__Task material__:
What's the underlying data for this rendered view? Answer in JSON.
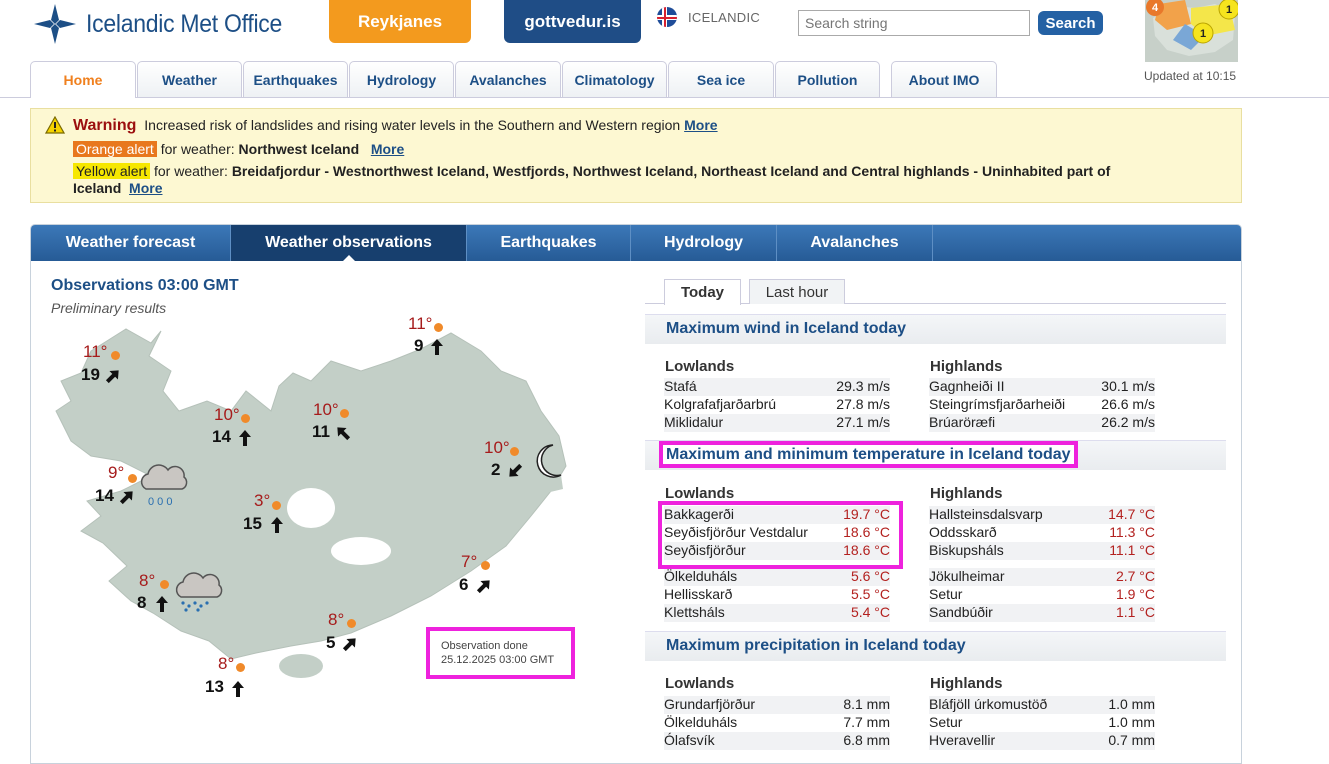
{
  "header": {
    "logo_text": "Icelandic Met Office",
    "reykjanes": "Reykjanes",
    "gottvedur": "gottvedur.is",
    "language": "ICELANDIC",
    "search_placeholder": "Search string",
    "search_button": "Search",
    "updated": "Updated at 10:15",
    "mini_map_badges": [
      "4",
      "1",
      "1"
    ]
  },
  "nav": [
    "Home",
    "Weather",
    "Earthquakes",
    "Hydrology",
    "Avalanches",
    "Climatology",
    "Sea ice",
    "Pollution",
    "About IMO"
  ],
  "warning": {
    "title": "Warning",
    "text": "Increased risk of landslides and rising water levels in the Southern and Western region",
    "more": "More",
    "orange_label": "Orange alert",
    "orange_for": "for weather:",
    "orange_region": "Northwest Iceland",
    "yellow_label": "Yellow alert",
    "yellow_for": "for weather:",
    "yellow_region_1": "Breidafjordur - Westnorthwest Iceland, Westfjords, Northwest Iceland, Northeast Iceland and Central highlands - Uninhabited part of",
    "yellow_region_2": "Iceland"
  },
  "panel_tabs": [
    "Weather forecast",
    "Weather observations",
    "Earthquakes",
    "Hydrology",
    "Avalanches"
  ],
  "observations": {
    "title": "Observations 03:00 GMT",
    "subtitle": "Preliminary results",
    "box_line1": "Observation done",
    "box_line2": "25.12.2025 03:00 GMT",
    "stations": [
      {
        "temp": "11°",
        "wind": "19"
      },
      {
        "temp": "11°",
        "wind": "9"
      },
      {
        "temp": "10°",
        "wind": "14"
      },
      {
        "temp": "10°",
        "wind": "11"
      },
      {
        "temp": "10°",
        "wind": "2"
      },
      {
        "temp": "9°",
        "wind": "14"
      },
      {
        "temp": "3°",
        "wind": "15"
      },
      {
        "temp": "7°",
        "wind": "6"
      },
      {
        "temp": "8°",
        "wind": "8"
      },
      {
        "temp": "8°",
        "wind": "5"
      },
      {
        "temp": "8°",
        "wind": "13"
      }
    ]
  },
  "right": {
    "tabs": [
      "Today",
      "Last hour"
    ],
    "wind_title": "Maximum wind in Iceland today",
    "temp_title": "Maximum and minimum temperature in Iceland today",
    "precip_title": "Maximum precipitation in Iceland today",
    "lowlands": "Lowlands",
    "highlands": "Highlands",
    "wind_low": [
      [
        "Stafá",
        "29.3 m/s"
      ],
      [
        "Kolgrafafjarðarbrú",
        "27.8 m/s"
      ],
      [
        "Miklidalur",
        "27.1 m/s"
      ]
    ],
    "wind_high": [
      [
        "Gagnheiði II",
        "30.1 m/s"
      ],
      [
        "Steingrímsfjarðarheiði",
        "26.6 m/s"
      ],
      [
        "Brúaröræfi",
        "26.2 m/s"
      ]
    ],
    "tmax_low": [
      [
        "Bakkagerði",
        "19.7 °C"
      ],
      [
        "Seyðisfjörður Vestdalur",
        "18.6 °C"
      ],
      [
        "Seyðisfjörður",
        "18.6 °C"
      ]
    ],
    "tmax_high": [
      [
        "Hallsteinsdalsvarp",
        "14.7 °C"
      ],
      [
        "Oddsskarð",
        "11.3 °C"
      ],
      [
        "Biskupsháls",
        "11.1 °C"
      ]
    ],
    "tmin_low": [
      [
        "Ölkelduháls",
        "5.6 °C"
      ],
      [
        "Hellisskarð",
        "5.5 °C"
      ],
      [
        "Klettsháls",
        "5.4 °C"
      ]
    ],
    "tmin_high": [
      [
        "Jökulheimar",
        "2.7 °C"
      ],
      [
        "Setur",
        "1.9 °C"
      ],
      [
        "Sandbúðir",
        "1.1 °C"
      ]
    ],
    "prec_low": [
      [
        "Grundarfjörður",
        "8.1 mm"
      ],
      [
        "Ölkelduháls",
        "7.7 mm"
      ],
      [
        "Ólafsvík",
        "6.8 mm"
      ]
    ],
    "prec_high": [
      [
        "Bláfjöll úrkomustöð",
        "1.0 mm"
      ],
      [
        "Setur",
        "1.0 mm"
      ],
      [
        "Hveravellir",
        "0.7 mm"
      ]
    ]
  }
}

__Your task__:
Copy each line of the records precisely and drop any images they hold.

__Response to the task__:
What's the underlying data for this rendered view? Answer in JSON.
{
  "header": {
    "logo_text": "Icelandic Met Office",
    "reykjanes": "Reykjanes",
    "gottvedur": "gottvedur.is",
    "language": "ICELANDIC",
    "search_placeholder": "Search string",
    "search_button": "Search",
    "updated": "Updated at 10:15",
    "mini_map_badges": [
      "4",
      "1",
      "1"
    ]
  },
  "nav": [
    "Home",
    "Weather",
    "Earthquakes",
    "Hydrology",
    "Avalanches",
    "Climatology",
    "Sea ice",
    "Pollution",
    "About IMO"
  ],
  "warning": {
    "title": "Warning",
    "text": "Increased risk of landslides and rising water levels in the Southern and Western region",
    "more": "More",
    "orange_label": "Orange alert",
    "orange_for": "for weather:",
    "orange_region": "Northwest Iceland",
    "yellow_label": "Yellow alert",
    "yellow_for": "for weather:",
    "yellow_region_1": "Breidafjordur - Westnorthwest Iceland, Westfjords, Northwest Iceland, Northeast Iceland and Central highlands - Uninhabited part of",
    "yellow_region_2": "Iceland"
  },
  "panel_tabs": [
    "Weather forecast",
    "Weather observations",
    "Earthquakes",
    "Hydrology",
    "Avalanches"
  ],
  "observations": {
    "title": "Observations 03:00 GMT",
    "subtitle": "Preliminary results",
    "box_line1": "Observation done",
    "box_line2": "25.12.2025 03:00 GMT",
    "stations": [
      {
        "temp": "11°",
        "wind": "19"
      },
      {
        "temp": "11°",
        "wind": "9"
      },
      {
        "temp": "10°",
        "wind": "14"
      },
      {
        "temp": "10°",
        "wind": "11"
      },
      {
        "temp": "10°",
        "wind": "2"
      },
      {
        "temp": "9°",
        "wind": "14"
      },
      {
        "temp": "3°",
        "wind": "15"
      },
      {
        "temp": "7°",
        "wind": "6"
      },
      {
        "temp": "8°",
        "wind": "8"
      },
      {
        "temp": "8°",
        "wind": "5"
      },
      {
        "temp": "8°",
        "wind": "13"
      }
    ]
  },
  "right": {
    "tabs": [
      "Today",
      "Last hour"
    ],
    "wind_title": "Maximum wind in Iceland today",
    "temp_title": "Maximum and minimum temperature in Iceland today",
    "precip_title": "Maximum precipitation in Iceland today",
    "lowlands": "Lowlands",
    "highlands": "Highlands",
    "wind_low": [
      [
        "Stafá",
        "29.3 m/s"
      ],
      [
        "Kolgrafafjarðarbrú",
        "27.8 m/s"
      ],
      [
        "Miklidalur",
        "27.1 m/s"
      ]
    ],
    "wind_high": [
      [
        "Gagnheiði II",
        "30.1 m/s"
      ],
      [
        "Steingrímsfjarðarheiði",
        "26.6 m/s"
      ],
      [
        "Brúaröræfi",
        "26.2 m/s"
      ]
    ],
    "tmax_low": [
      [
        "Bakkagerði",
        "19.7 °C"
      ],
      [
        "Seyðisfjörður Vestdalur",
        "18.6 °C"
      ],
      [
        "Seyðisfjörður",
        "18.6 °C"
      ]
    ],
    "tmax_high": [
      [
        "Hallsteinsdalsvarp",
        "14.7 °C"
      ],
      [
        "Oddsskarð",
        "11.3 °C"
      ],
      [
        "Biskupsháls",
        "11.1 °C"
      ]
    ],
    "tmin_low": [
      [
        "Ölkelduháls",
        "5.6 °C"
      ],
      [
        "Hellisskarð",
        "5.5 °C"
      ],
      [
        "Klettsháls",
        "5.4 °C"
      ]
    ],
    "tmin_high": [
      [
        "Jökulheimar",
        "2.7 °C"
      ],
      [
        "Setur",
        "1.9 °C"
      ],
      [
        "Sandbúðir",
        "1.1 °C"
      ]
    ],
    "prec_low": [
      [
        "Grundarfjörður",
        "8.1 mm"
      ],
      [
        "Ölkelduháls",
        "7.7 mm"
      ],
      [
        "Ólafsvík",
        "6.8 mm"
      ]
    ],
    "prec_high": [
      [
        "Bláfjöll úrkomustöð",
        "1.0 mm"
      ],
      [
        "Setur",
        "1.0 mm"
      ],
      [
        "Hveravellir",
        "0.7 mm"
      ]
    ]
  }
}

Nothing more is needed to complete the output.